WRITTEN TASK:
Copy nothing but the text: reproduce each line of the listing exactly and leave the pictures out.

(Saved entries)
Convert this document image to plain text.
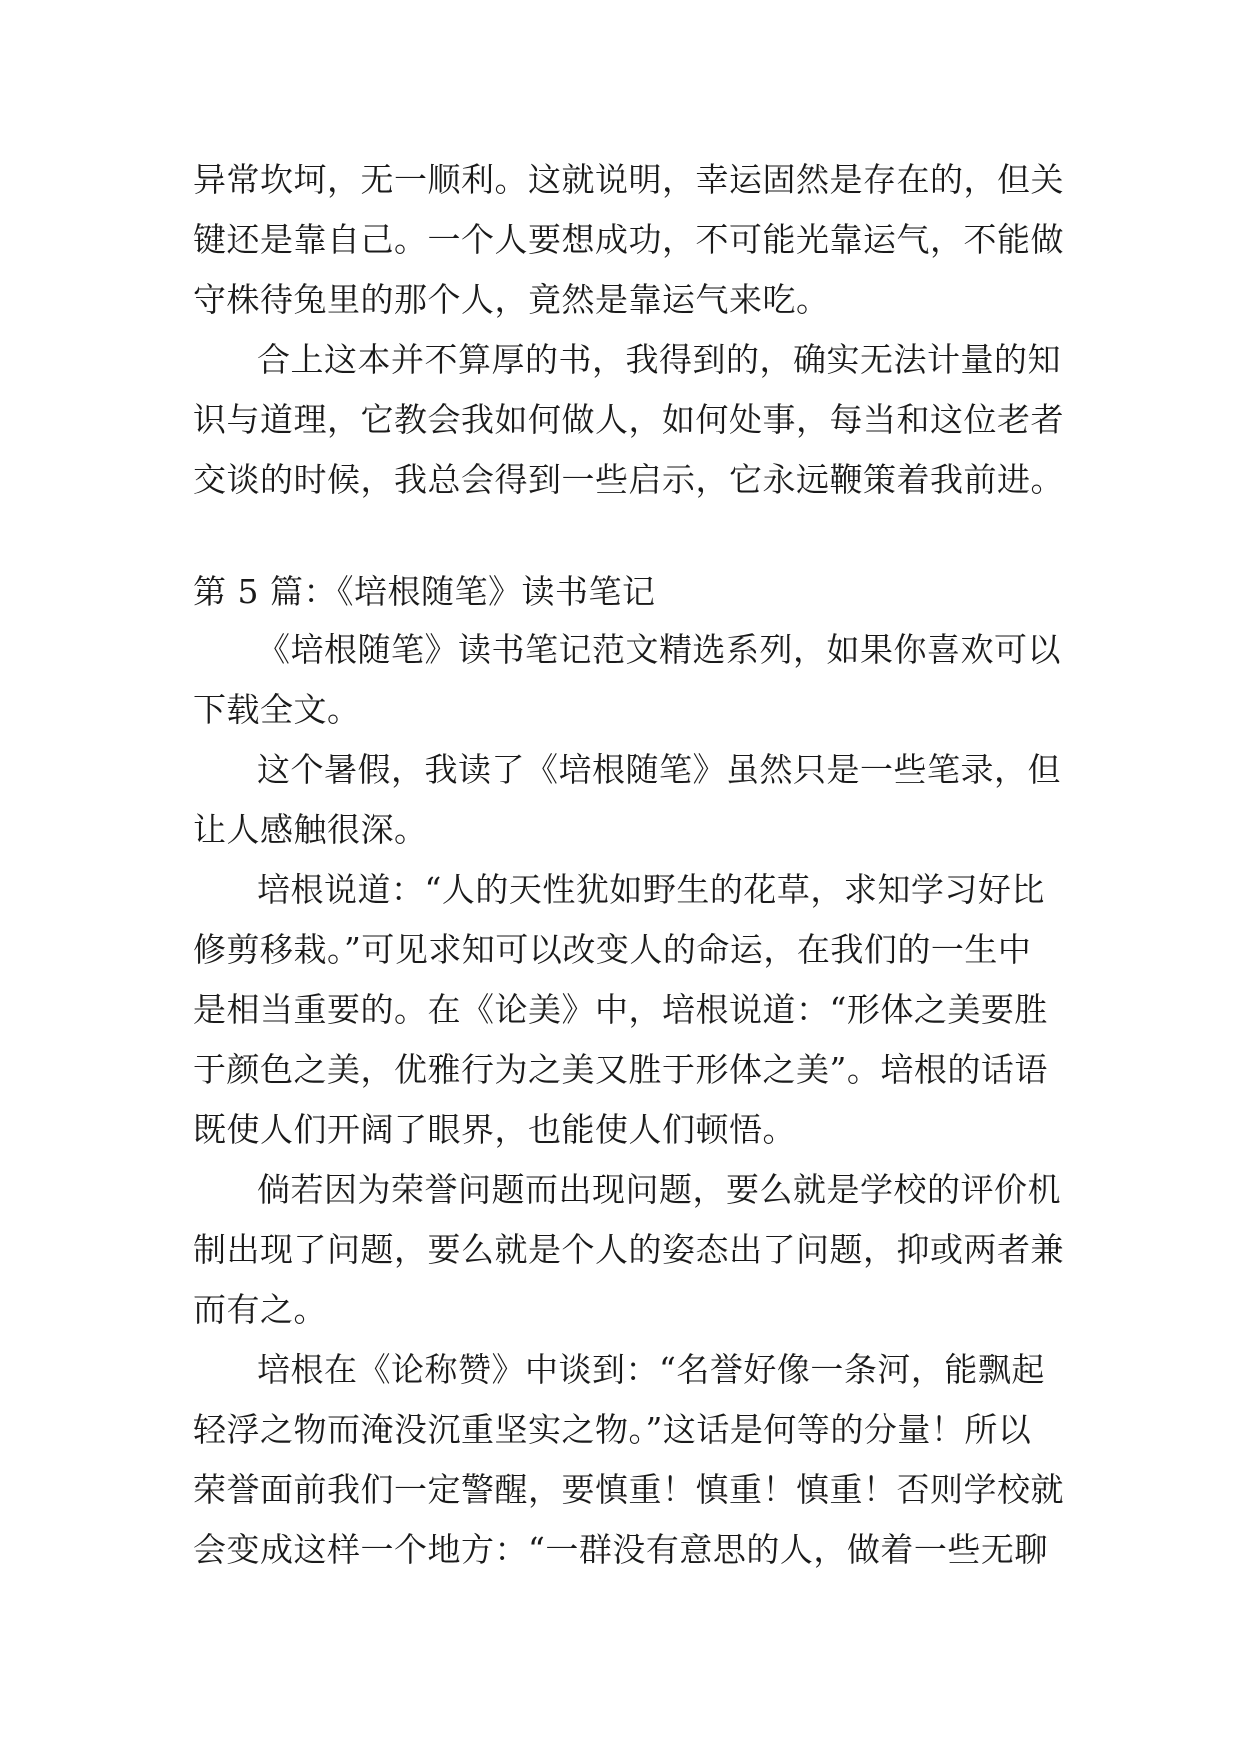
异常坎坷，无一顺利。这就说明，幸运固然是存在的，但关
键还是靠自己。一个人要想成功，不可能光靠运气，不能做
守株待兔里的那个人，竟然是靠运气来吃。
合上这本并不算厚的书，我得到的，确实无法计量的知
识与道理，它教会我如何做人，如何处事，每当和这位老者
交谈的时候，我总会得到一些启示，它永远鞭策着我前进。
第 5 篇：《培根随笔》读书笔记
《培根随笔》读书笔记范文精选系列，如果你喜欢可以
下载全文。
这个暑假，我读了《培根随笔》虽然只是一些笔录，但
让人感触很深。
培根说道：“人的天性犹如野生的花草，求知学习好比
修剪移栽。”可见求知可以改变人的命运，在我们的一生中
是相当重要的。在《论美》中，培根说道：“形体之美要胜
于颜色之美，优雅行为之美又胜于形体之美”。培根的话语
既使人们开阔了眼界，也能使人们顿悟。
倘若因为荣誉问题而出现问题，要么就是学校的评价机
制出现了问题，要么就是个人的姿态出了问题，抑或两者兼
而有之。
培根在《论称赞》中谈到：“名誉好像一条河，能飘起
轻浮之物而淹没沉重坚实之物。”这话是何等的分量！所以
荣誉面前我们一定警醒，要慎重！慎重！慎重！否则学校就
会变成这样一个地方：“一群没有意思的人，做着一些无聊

TASK SOLUTION:
Convert this document image to plain text.
异常坎坷，无一顺利。这就说明，幸运固然是存在的，但关
键还是靠自己。一个人要想成功，不可能光靠运气，不能做
守株待兔里的那个人，竟然是靠运气来吃。
合上这本并不算厚的书，我得到的，确实无法计量的知
识与道理，它教会我如何做人，如何处事，每当和这位老者
交谈的时候，我总会得到一些启示，它永远鞭策着我前进。
第 5 篇：《培根随笔》读书笔记
《培根随笔》读书笔记范文精选系列，如果你喜欢可以
下载全文。
这个暑假，我读了《培根随笔》虽然只是一些笔录，但
让人感触很深。
培根说道：“人的天性犹如野生的花草，求知学习好比
修剪移栽。”可见求知可以改变人的命运，在我们的一生中
是相当重要的。在《论美》中，培根说道：“形体之美要胜
于颜色之美，优雅行为之美又胜于形体之美”。培根的话语
既使人们开阔了眼界，也能使人们顿悟。
倘若因为荣誉问题而出现问题，要么就是学校的评价机
制出现了问题，要么就是个人的姿态出了问题，抑或两者兼
而有之。
培根在《论称赞》中谈到：“名誉好像一条河，能飘起
轻浮之物而淹没沉重坚实之物。”这话是何等的分量！所以
荣誉面前我们一定警醒，要慎重！慎重！慎重！否则学校就
会变成这样一个地方：“一群没有意思的人，做着一些无聊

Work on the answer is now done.